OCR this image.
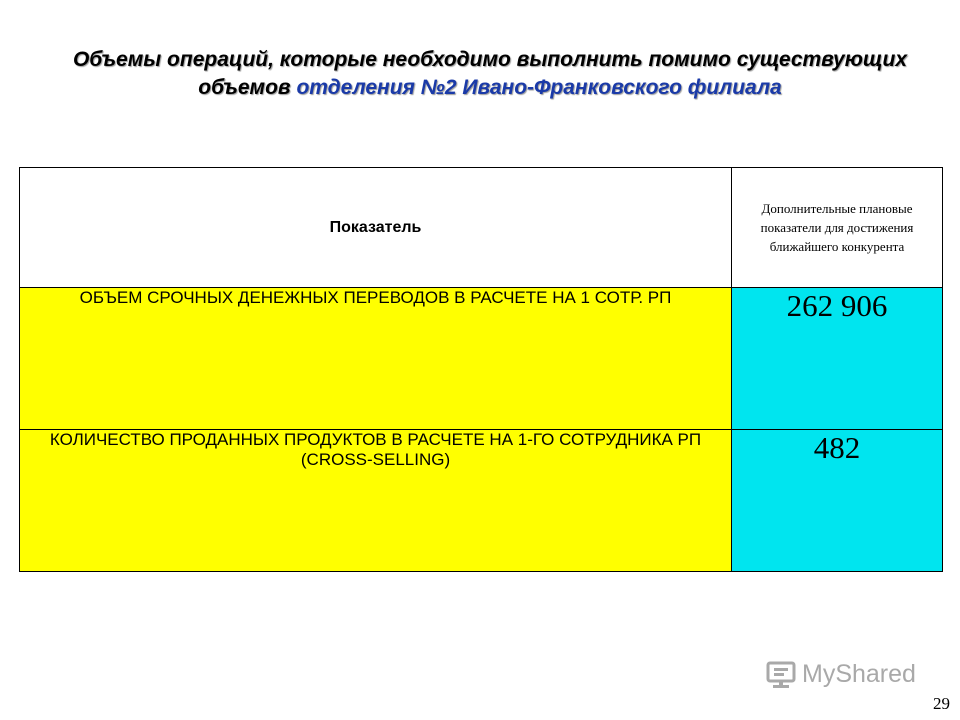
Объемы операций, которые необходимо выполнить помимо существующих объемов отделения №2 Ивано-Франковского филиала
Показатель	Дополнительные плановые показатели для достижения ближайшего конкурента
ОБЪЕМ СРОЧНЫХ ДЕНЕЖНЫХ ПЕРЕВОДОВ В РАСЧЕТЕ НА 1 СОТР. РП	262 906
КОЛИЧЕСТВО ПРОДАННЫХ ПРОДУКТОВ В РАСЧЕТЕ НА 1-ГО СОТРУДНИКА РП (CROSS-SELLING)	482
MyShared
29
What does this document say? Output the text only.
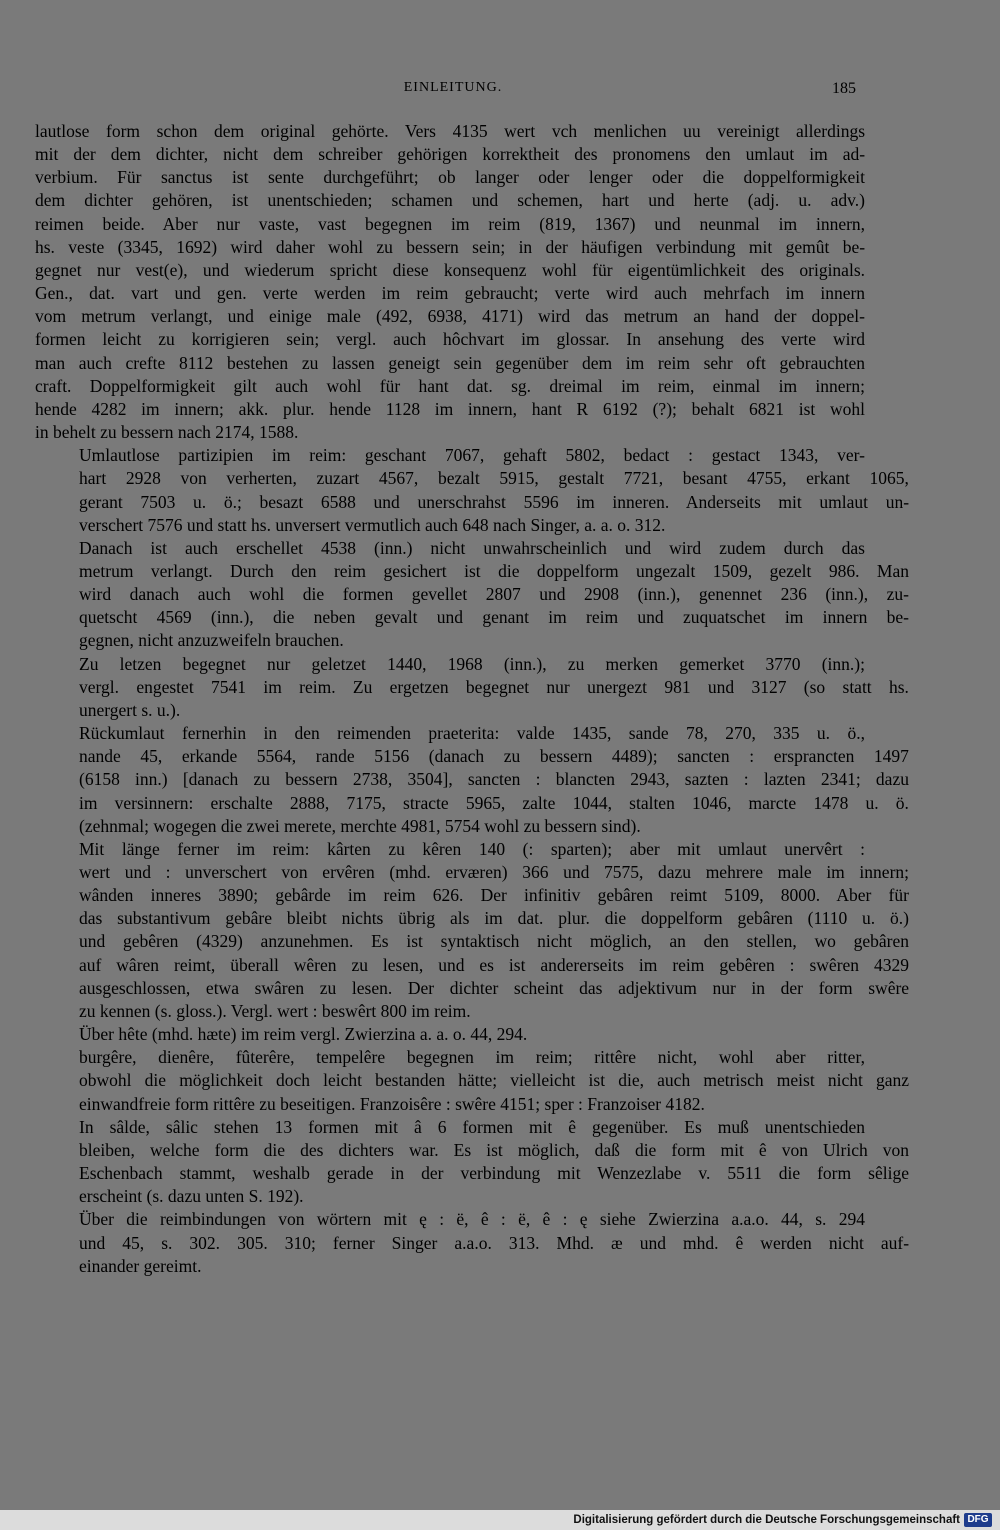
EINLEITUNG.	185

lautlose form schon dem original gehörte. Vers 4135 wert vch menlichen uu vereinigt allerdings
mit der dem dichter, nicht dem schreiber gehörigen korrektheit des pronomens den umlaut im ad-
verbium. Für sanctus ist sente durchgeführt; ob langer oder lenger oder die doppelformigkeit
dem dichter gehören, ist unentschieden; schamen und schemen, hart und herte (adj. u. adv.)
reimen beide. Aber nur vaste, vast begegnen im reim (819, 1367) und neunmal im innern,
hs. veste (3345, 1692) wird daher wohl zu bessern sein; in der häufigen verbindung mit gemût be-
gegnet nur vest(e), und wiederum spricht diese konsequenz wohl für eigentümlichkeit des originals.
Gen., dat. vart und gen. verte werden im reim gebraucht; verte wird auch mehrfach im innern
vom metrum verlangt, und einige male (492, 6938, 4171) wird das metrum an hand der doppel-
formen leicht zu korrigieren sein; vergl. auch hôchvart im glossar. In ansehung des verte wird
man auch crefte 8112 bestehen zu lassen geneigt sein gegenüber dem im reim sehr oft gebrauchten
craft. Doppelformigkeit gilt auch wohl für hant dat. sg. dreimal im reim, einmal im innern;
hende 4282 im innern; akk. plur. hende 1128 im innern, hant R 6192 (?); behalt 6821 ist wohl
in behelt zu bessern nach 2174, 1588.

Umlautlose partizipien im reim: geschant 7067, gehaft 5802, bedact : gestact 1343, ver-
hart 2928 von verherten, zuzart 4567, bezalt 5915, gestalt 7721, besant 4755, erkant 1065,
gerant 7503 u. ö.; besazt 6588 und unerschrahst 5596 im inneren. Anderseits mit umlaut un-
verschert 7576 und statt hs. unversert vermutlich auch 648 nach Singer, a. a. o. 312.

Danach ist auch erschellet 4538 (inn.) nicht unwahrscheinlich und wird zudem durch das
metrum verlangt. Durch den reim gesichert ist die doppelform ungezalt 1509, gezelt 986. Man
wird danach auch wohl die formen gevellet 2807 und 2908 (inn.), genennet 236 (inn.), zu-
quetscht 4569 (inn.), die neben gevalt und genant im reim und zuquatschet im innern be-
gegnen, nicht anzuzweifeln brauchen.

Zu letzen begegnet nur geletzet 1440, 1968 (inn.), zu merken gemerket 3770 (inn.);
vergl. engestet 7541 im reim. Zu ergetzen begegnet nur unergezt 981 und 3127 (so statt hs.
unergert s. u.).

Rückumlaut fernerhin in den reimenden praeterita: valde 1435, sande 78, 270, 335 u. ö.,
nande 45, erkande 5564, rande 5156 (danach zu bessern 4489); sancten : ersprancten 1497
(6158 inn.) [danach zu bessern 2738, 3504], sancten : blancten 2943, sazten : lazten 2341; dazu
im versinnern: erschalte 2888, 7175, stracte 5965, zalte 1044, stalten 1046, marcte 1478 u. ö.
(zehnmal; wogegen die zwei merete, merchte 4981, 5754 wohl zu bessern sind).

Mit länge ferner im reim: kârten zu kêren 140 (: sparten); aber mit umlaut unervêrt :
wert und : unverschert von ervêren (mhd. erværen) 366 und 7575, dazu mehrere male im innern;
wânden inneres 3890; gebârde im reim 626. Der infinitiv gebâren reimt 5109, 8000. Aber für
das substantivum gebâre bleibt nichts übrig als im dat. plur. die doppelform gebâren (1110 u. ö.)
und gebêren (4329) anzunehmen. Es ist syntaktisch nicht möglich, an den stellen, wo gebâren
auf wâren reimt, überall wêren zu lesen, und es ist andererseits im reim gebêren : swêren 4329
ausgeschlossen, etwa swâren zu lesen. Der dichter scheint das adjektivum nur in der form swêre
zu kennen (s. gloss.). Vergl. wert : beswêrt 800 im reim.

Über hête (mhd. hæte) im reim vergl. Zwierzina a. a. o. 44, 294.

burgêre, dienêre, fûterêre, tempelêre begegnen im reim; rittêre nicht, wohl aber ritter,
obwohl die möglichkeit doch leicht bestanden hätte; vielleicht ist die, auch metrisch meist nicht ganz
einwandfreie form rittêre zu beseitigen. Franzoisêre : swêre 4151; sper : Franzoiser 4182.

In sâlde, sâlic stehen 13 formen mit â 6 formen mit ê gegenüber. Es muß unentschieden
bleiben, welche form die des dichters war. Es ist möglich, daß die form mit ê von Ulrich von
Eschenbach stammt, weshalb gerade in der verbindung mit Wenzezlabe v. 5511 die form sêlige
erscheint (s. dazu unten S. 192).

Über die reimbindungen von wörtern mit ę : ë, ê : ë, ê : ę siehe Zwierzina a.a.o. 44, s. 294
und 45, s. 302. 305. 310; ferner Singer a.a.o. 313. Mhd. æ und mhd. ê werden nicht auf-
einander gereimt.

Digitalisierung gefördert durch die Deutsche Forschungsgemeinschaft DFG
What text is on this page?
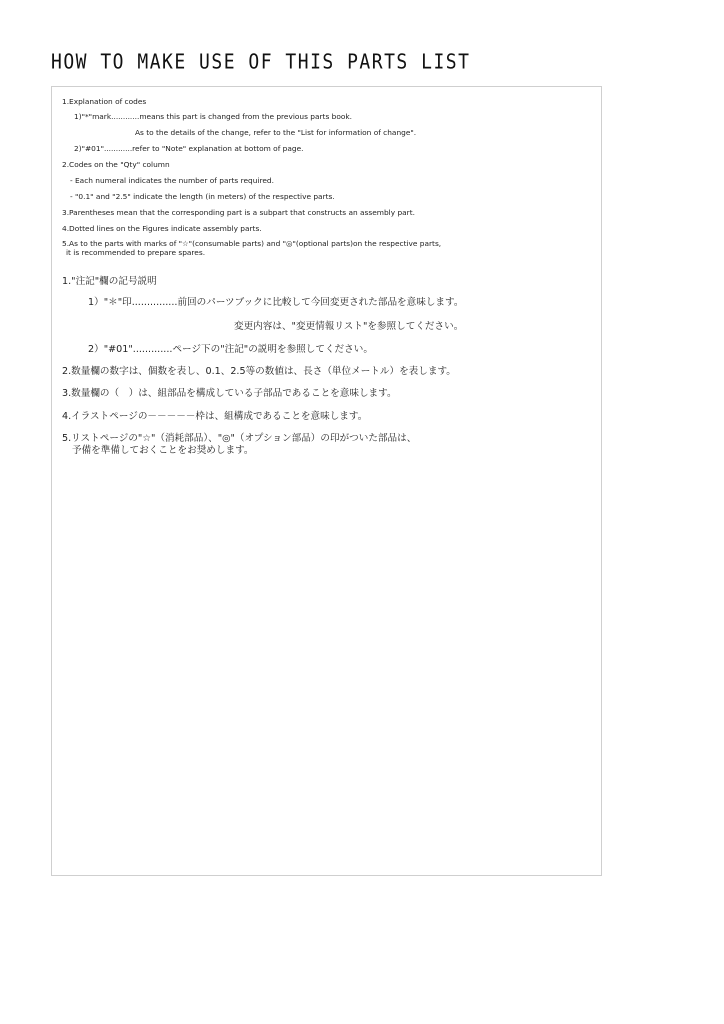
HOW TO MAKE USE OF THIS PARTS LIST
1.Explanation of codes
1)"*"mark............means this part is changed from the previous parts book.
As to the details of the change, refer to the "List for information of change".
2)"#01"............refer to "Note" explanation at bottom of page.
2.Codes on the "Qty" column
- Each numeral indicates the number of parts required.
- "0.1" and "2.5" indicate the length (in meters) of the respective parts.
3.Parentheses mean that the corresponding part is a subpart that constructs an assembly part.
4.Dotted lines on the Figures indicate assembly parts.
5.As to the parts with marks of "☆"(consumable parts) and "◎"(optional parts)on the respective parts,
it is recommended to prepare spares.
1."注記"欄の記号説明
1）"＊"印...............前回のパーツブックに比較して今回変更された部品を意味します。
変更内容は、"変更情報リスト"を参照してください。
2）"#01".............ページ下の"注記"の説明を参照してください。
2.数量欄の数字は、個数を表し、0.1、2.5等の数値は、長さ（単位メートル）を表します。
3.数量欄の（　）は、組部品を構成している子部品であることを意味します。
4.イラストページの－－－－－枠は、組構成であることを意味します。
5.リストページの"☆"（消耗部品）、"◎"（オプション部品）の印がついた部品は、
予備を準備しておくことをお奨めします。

========

[STATED EXERCISE] Your task is to copy the entries in full and exactly, without any images.

[RESPONSE TO THIS EXERCISE]
OCR this image.
Объемы операций, которые необходимо выполнить помимо существующих объемов отделения №2 Ивано-Франковского филиала
Показатель	Дополнительные плановые показатели для достижения ближайшего конкурента
ОБЪЕМ СРОЧНЫХ ДЕНЕЖНЫХ ПЕРЕВОДОВ В РАСЧЕТЕ НА 1 СОТР. РП	262 906
КОЛИЧЕСТВО ПРОДАННЫХ ПРОДУКТОВ В РАСЧЕТЕ НА 1-ГО СОТРУДНИКА РП (CROSS-SELLING)	482
MyShared
29
What does this document say? Output the text only.
EINLEITUNG.	185

lautlose form schon dem original gehörte. Vers 4135 wert vch menlichen uu vereinigt allerdings
mit der dem dichter, nicht dem schreiber gehörigen korrektheit des pronomens den umlaut im ad-
verbium. Für sanctus ist sente durchgeführt; ob langer oder lenger oder die doppelformigkeit
dem dichter gehören, ist unentschieden; schamen und schemen, hart und herte (adj. u. adv.)
reimen beide. Aber nur vaste, vast begegnen im reim (819, 1367) und neunmal im innern,
hs. veste (3345, 1692) wird daher wohl zu bessern sein; in der häufigen verbindung mit gemût be-
gegnet nur vest(e), und wiederum spricht diese konsequenz wohl für eigentümlichkeit des originals.
Gen., dat. vart und gen. verte werden im reim gebraucht; verte wird auch mehrfach im innern
vom metrum verlangt, und einige male (492, 6938, 4171) wird das metrum an hand der doppel-
formen leicht zu korrigieren sein; vergl. auch hôchvart im glossar. In ansehung des verte wird
man auch crefte 8112 bestehen zu lassen geneigt sein gegenüber dem im reim sehr oft gebrauchten
craft. Doppelformigkeit gilt auch wohl für hant dat. sg. dreimal im reim, einmal im innern;
hende 4282 im innern; akk. plur. hende 1128 im innern, hant R 6192 (?); behalt 6821 ist wohl
in behelt zu bessern nach 2174, 1588.

Umlautlose partizipien im reim: geschant 7067, gehaft 5802, bedact : gestact 1343, ver-
hart 2928 von verherten, zuzart 4567, bezalt 5915, gestalt 7721, besant 4755, erkant 1065,
gerant 7503 u. ö.; besazt 6588 und unerschrahst 5596 im inneren. Anderseits mit umlaut un-
verschert 7576 und statt hs. unversert vermutlich auch 648 nach Singer, a. a. o. 312.

Danach ist auch erschellet 4538 (inn.) nicht unwahrscheinlich und wird zudem durch das
metrum verlangt. Durch den reim gesichert ist die doppelform ungezalt 1509, gezelt 986. Man
wird danach auch wohl die formen gevellet 2807 und 2908 (inn.), genennet 236 (inn.), zu-
quetscht 4569 (inn.), die neben gevalt und genant im reim und zuquatschet im innern be-
gegnen, nicht anzuzweifeln brauchen.

Zu letzen begegnet nur geletzet 1440, 1968 (inn.), zu merken gemerket 3770 (inn.);
vergl. engestet 7541 im reim. Zu ergetzen begegnet nur unergezt 981 und 3127 (so statt hs.
unergert s. u.).

Rückumlaut fernerhin in den reimenden praeterita: valde 1435, sande 78, 270, 335 u. ö.,
nande 45, erkande 5564, rande 5156 (danach zu bessern 4489); sancten : ersprancten 1497
(6158 inn.) [danach zu bessern 2738, 3504], sancten : blancten 2943, sazten : lazten 2341; dazu
im versinnern: erschalte 2888, 7175, stracte 5965, zalte 1044, stalten 1046, marcte 1478 u. ö.
(zehnmal; wogegen die zwei merete, merchte 4981, 5754 wohl zu bessern sind).

Mit länge ferner im reim: kârten zu kêren 140 (: sparten); aber mit umlaut unervêrt :
wert und : unverschert von ervêren (mhd. erværen) 366 und 7575, dazu mehrere male im innern;
wânden inneres 3890; gebârde im reim 626. Der infinitiv gebâren reimt 5109, 8000. Aber für
das substantivum gebâre bleibt nichts übrig als im dat. plur. die doppelform gebâren (1110 u. ö.)
und gebêren (4329) anzunehmen. Es ist syntaktisch nicht möglich, an den stellen, wo gebâren
auf wâren reimt, überall wêren zu lesen, und es ist andererseits im reim gebêren : swêren 4329
ausgeschlossen, etwa swâren zu lesen. Der dichter scheint das adjektivum nur in der form swêre
zu kennen (s. gloss.). Vergl. wert : beswêrt 800 im reim.

Über hête (mhd. hæte) im reim vergl. Zwierzina a. a. o. 44, 294.

burgêre, dienêre, fûterêre, tempelêre begegnen im reim; rittêre nicht, wohl aber ritter,
obwohl die möglichkeit doch leicht bestanden hätte; vielleicht ist die, auch metrisch meist nicht ganz
einwandfreie form rittêre zu beseitigen. Franzoisêre : swêre 4151; sper : Franzoiser 4182.

In sâlde, sâlic stehen 13 formen mit â 6 formen mit ê gegenüber. Es muß unentschieden
bleiben, welche form die des dichters war. Es ist möglich, daß die form mit ê von Ulrich von
Eschenbach stammt, weshalb gerade in der verbindung mit Wenzezlabe v. 5511 die form sêlige
erscheint (s. dazu unten S. 192).

Über die reimbindungen von wörtern mit ę : ë, ê : ë, ê : ę siehe Zwierzina a.a.o. 44, s. 294
und 45, s. 302. 305. 310; ferner Singer a.a.o. 313. Mhd. æ und mhd. ê werden nicht auf-
einander gereimt.

Digitalisierung gefördert durch die Deutsche Forschungsgemeinschaft DFG
What text is on this page?
HOW TO MAKE USE OF THIS PARTS LIST
1.Explanation of codes
1)"*"mark............means this part is changed from the previous parts book.
As to the details of the change, refer to the "List for information of change".
2)"#01"............refer to "Note" explanation at bottom of page.
2.Codes on the "Qty" column
- Each numeral indicates the number of parts required.
- "0.1" and "2.5" indicate the length (in meters) of the respective parts.
3.Parentheses mean that the corresponding part is a subpart that constructs an assembly part.
4.Dotted lines on the Figures indicate assembly parts.
5.As to the parts with marks of "☆"(consumable parts) and "◎"(optional parts)on the respective parts,
it is recommended to prepare spares.
1."注記"欄の記号説明
1）"＊"印...............前回のパーツブックに比較して今回変更された部品を意味します。
変更内容は、"変更情報リスト"を参照してください。
2）"#01".............ページ下の"注記"の説明を参照してください。
2.数量欄の数字は、個数を表し、0.1、2.5等の数値は、長さ（単位メートル）を表します。
3.数量欄の（　）は、組部品を構成している子部品であることを意味します。
4.イラストページの－－－－－枠は、組構成であることを意味します。
5.リストページの"☆"（消耗部品）、"◎"（オプション部品）の印がついた部品は、
予備を準備しておくことをお奨めします。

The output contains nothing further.